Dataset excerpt
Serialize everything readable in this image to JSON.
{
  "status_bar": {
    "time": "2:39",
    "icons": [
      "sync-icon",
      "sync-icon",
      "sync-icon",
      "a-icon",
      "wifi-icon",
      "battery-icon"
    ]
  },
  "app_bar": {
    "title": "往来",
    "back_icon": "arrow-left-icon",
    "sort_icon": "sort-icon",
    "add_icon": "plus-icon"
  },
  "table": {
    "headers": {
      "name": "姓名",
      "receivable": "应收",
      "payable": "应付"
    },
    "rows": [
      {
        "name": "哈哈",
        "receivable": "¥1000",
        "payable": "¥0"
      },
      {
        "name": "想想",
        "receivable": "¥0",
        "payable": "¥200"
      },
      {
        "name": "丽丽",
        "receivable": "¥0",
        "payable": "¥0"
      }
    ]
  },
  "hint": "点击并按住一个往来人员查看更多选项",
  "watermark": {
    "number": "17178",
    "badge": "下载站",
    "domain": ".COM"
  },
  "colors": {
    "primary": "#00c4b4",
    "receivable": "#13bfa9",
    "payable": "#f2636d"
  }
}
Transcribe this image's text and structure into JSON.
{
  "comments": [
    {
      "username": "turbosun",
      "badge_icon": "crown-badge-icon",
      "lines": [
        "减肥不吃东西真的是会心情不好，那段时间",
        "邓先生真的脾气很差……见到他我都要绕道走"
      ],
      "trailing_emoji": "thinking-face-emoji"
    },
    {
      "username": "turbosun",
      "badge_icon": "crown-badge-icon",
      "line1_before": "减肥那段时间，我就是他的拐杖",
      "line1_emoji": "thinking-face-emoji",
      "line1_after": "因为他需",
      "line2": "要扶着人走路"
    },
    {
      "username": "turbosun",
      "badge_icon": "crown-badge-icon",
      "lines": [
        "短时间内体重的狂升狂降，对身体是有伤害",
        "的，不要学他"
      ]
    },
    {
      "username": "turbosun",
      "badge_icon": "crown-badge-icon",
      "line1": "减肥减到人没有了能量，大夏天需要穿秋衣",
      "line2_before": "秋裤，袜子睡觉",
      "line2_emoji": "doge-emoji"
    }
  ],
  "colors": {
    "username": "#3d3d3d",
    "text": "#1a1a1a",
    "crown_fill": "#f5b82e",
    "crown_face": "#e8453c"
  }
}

▶ [Task requirements]: Word for word, quote all of the data above.

▶ [Reply to the exercise]:
Serialize everything readable in this image to JSON.
{
  "status_bar": {
    "time": "2:39",
    "icons": [
      "sync-icon",
      "sync-icon",
      "sync-icon",
      "a-icon",
      "wifi-icon",
      "battery-icon"
    ]
  },
  "app_bar": {
    "title": "往来",
    "back_icon": "arrow-left-icon",
    "sort_icon": "sort-icon",
    "add_icon": "plus-icon"
  },
  "table": {
    "headers": {
      "name": "姓名",
      "receivable": "应收",
      "payable": "应付"
    },
    "rows": [
      {
        "name": "哈哈",
        "receivable": "¥1000",
        "payable": "¥0"
      },
      {
        "name": "想想",
        "receivable": "¥0",
        "payable": "¥200"
      },
      {
        "name": "丽丽",
        "receivable": "¥0",
        "payable": "¥0"
      }
    ]
  },
  "hint": "点击并按住一个往来人员查看更多选项",
  "watermark": {
    "number": "17178",
    "badge": "下载站",
    "domain": ".COM"
  },
  "colors": {
    "primary": "#00c4b4",
    "receivable": "#13bfa9",
    "payable": "#f2636d"
  }
}
Transcribe this image's text and structure into JSON.
{
  "comments": [
    {
      "username": "turbosun",
      "badge_icon": "crown-badge-icon",
      "lines": [
        "减肥不吃东西真的是会心情不好，那段时间",
        "邓先生真的脾气很差……见到他我都要绕道走"
      ],
      "trailing_emoji": "thinking-face-emoji"
    },
    {
      "username": "turbosun",
      "badge_icon": "crown-badge-icon",
      "line1_before": "减肥那段时间，我就是他的拐杖",
      "line1_emoji": "thinking-face-emoji",
      "line1_after": "因为他需",
      "line2": "要扶着人走路"
    },
    {
      "username": "turbosun",
      "badge_icon": "crown-badge-icon",
      "lines": [
        "短时间内体重的狂升狂降，对身体是有伤害",
        "的，不要学他"
      ]
    },
    {
      "username": "turbosun",
      "badge_icon": "crown-badge-icon",
      "line1": "减肥减到人没有了能量，大夏天需要穿秋衣",
      "line2_before": "秋裤，袜子睡觉",
      "line2_emoji": "doge-emoji"
    }
  ],
  "colors": {
    "username": "#3d3d3d",
    "text": "#1a1a1a",
    "crown_fill": "#f5b82e",
    "crown_face": "#e8453c"
  }
}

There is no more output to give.